### EXERCISE TASK
Locate each line containing the string "Phenology" and copy it out.
— Start —
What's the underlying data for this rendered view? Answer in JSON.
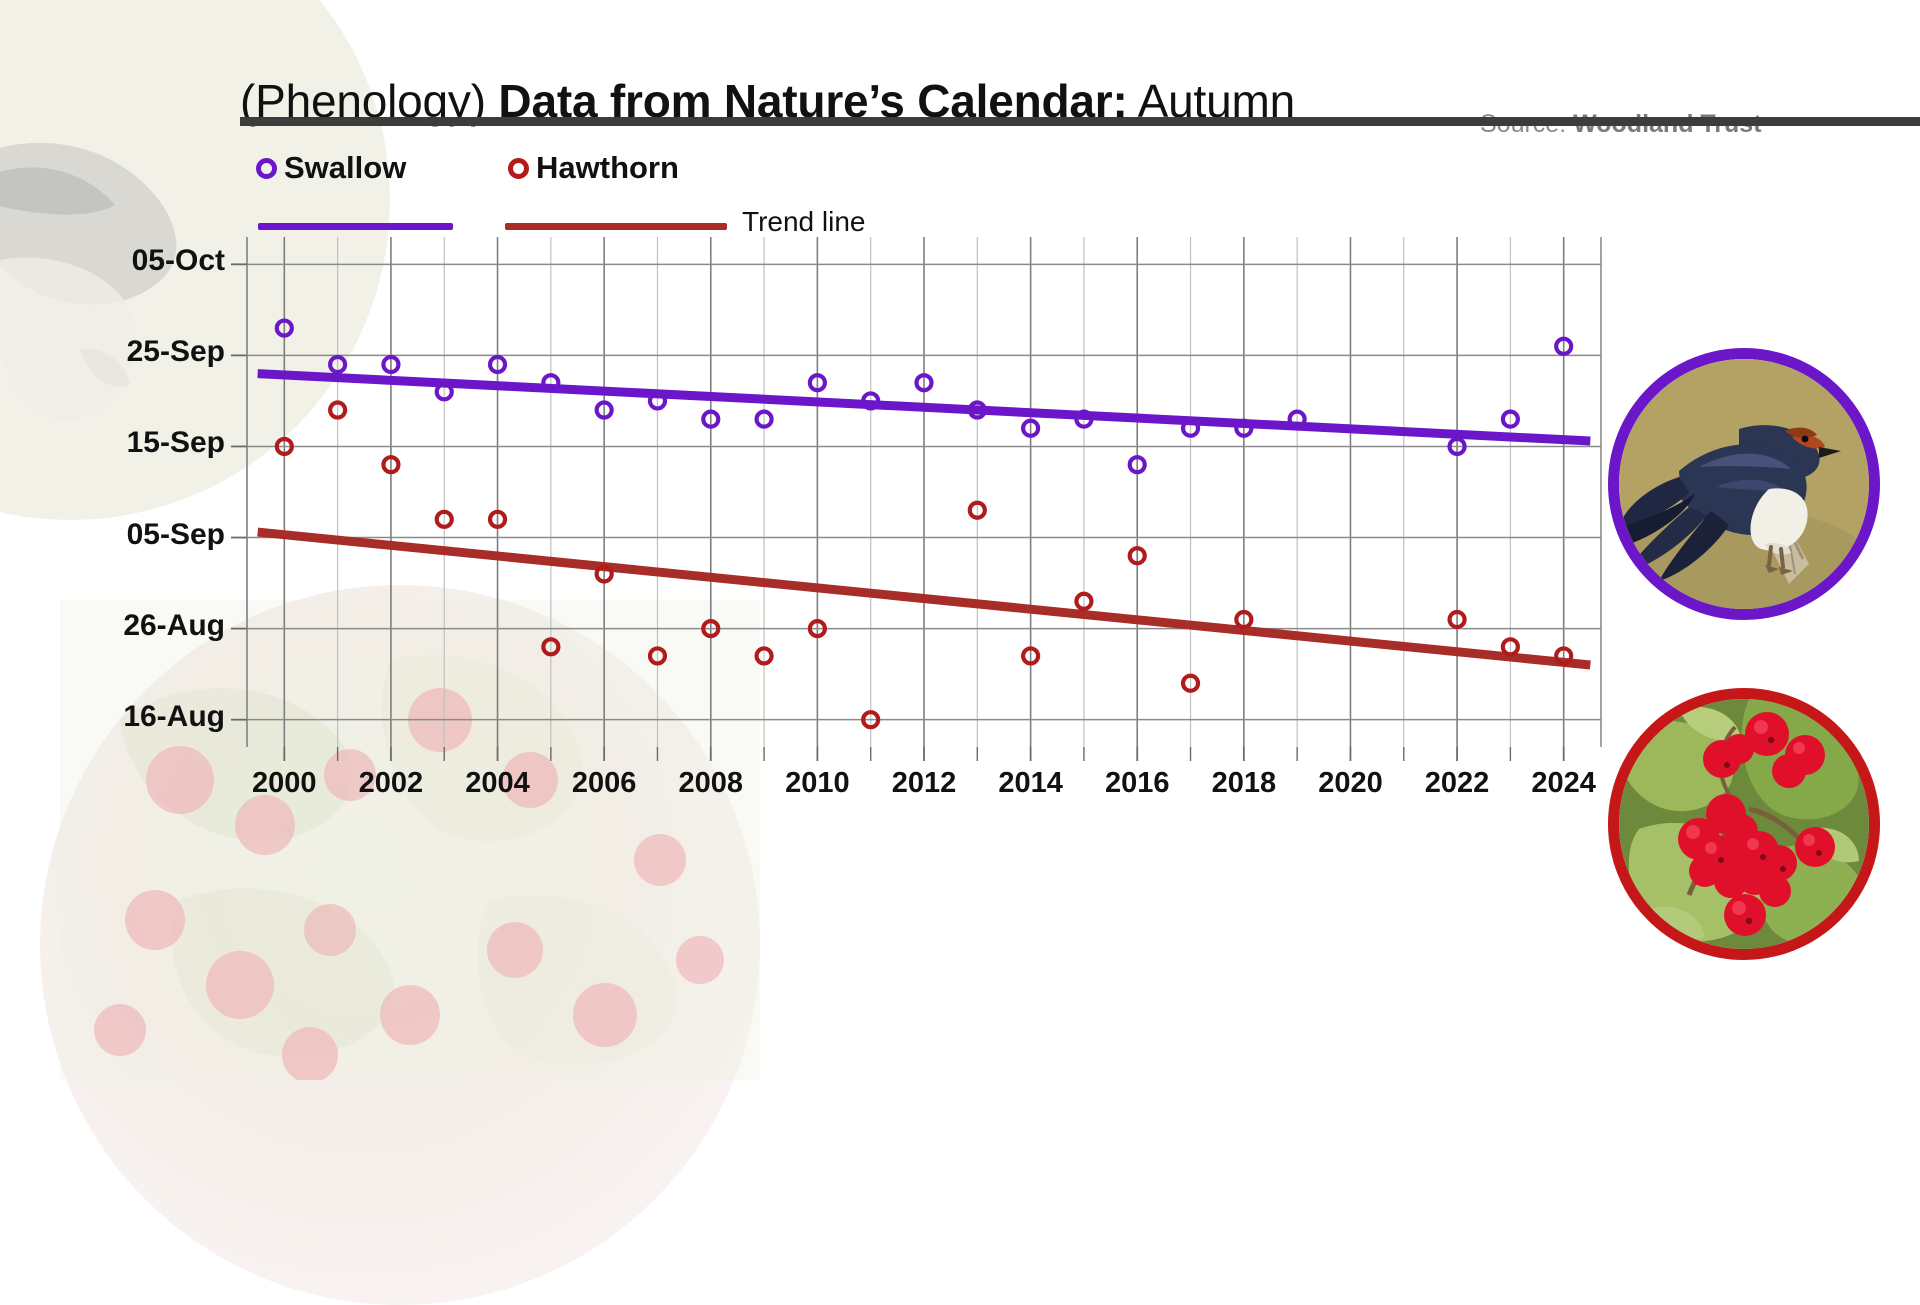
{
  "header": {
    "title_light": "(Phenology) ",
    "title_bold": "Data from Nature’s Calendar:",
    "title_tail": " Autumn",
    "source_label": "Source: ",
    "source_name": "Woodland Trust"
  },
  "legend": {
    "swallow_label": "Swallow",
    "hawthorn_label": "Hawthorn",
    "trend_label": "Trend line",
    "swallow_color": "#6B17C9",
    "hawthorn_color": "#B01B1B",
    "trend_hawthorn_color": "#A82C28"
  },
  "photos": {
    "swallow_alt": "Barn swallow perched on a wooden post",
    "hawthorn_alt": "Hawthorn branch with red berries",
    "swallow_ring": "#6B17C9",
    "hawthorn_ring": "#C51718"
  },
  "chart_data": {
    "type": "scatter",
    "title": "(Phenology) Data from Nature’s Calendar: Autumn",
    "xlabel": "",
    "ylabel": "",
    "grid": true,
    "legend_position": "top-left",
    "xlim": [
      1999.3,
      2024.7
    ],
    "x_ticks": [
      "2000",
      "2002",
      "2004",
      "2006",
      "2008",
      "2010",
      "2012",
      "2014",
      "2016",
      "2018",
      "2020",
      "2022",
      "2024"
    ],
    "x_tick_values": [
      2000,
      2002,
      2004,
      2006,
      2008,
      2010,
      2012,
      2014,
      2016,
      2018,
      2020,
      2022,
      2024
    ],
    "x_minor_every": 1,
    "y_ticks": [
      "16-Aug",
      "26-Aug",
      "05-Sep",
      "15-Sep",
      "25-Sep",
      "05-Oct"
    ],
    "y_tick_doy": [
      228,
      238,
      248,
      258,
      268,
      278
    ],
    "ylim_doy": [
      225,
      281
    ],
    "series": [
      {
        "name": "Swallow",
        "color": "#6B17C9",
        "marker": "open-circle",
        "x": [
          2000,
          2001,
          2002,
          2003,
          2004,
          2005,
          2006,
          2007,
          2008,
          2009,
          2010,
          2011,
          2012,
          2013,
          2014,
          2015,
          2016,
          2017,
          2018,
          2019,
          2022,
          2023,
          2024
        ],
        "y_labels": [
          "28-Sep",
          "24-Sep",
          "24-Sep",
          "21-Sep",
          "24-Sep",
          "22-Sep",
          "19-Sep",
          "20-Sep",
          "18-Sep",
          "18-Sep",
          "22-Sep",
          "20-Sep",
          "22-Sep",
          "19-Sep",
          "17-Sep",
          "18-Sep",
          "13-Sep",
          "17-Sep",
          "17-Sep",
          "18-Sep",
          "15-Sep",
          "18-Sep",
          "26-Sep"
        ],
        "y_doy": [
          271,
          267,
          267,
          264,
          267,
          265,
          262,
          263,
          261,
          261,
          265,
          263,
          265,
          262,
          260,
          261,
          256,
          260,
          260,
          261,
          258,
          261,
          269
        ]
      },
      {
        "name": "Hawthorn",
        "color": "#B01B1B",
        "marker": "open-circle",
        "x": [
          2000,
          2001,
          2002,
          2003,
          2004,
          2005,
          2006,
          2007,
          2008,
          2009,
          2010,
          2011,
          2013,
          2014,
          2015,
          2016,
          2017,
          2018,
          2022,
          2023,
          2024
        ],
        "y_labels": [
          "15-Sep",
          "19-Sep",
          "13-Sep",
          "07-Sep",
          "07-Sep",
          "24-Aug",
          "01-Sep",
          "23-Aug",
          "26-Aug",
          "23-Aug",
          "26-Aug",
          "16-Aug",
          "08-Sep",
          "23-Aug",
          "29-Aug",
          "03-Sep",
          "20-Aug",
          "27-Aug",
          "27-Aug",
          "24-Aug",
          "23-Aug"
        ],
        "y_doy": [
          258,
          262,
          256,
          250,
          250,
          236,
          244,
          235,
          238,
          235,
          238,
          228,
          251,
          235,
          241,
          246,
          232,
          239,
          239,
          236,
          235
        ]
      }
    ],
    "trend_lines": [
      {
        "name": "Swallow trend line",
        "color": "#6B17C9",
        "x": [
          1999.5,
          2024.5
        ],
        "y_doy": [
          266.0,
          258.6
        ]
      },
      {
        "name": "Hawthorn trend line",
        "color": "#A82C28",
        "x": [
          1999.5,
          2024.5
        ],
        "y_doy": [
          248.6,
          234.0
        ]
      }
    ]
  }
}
— End —
### FULL ANSWER
    "title_light": "(Phenology) ",
    "title": "(Phenology) Data from Nature’s Calendar: Autumn",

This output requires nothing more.